## SOURCE DATA
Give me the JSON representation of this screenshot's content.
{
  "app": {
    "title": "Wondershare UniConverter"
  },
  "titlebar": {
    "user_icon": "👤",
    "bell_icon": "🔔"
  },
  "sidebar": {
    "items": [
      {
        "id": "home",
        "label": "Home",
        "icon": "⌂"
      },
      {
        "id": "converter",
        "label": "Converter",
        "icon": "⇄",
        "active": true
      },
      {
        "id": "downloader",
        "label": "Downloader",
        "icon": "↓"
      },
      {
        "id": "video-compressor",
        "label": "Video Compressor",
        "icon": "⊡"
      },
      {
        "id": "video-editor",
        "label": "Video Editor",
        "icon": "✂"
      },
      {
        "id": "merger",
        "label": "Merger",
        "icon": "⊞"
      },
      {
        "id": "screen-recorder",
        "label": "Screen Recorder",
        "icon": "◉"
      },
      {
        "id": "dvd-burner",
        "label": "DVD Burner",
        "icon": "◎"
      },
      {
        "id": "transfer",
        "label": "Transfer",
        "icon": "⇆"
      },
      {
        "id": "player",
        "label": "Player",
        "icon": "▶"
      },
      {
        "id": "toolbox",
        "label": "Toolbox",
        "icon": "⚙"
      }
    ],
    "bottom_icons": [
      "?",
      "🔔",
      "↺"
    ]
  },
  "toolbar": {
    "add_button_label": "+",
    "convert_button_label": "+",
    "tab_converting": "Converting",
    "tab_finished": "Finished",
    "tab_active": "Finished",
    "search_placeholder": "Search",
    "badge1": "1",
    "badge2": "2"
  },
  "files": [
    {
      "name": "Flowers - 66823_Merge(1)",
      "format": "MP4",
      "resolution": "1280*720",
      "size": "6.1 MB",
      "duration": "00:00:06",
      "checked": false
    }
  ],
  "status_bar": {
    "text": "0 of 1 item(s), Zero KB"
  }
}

## CHALLENGE
Scan the material above. Copy each line that holds the word "Finished".

## PROBLEM SOLUTION
    "tab_finished": "Finished",
    "tab_active": "Finished",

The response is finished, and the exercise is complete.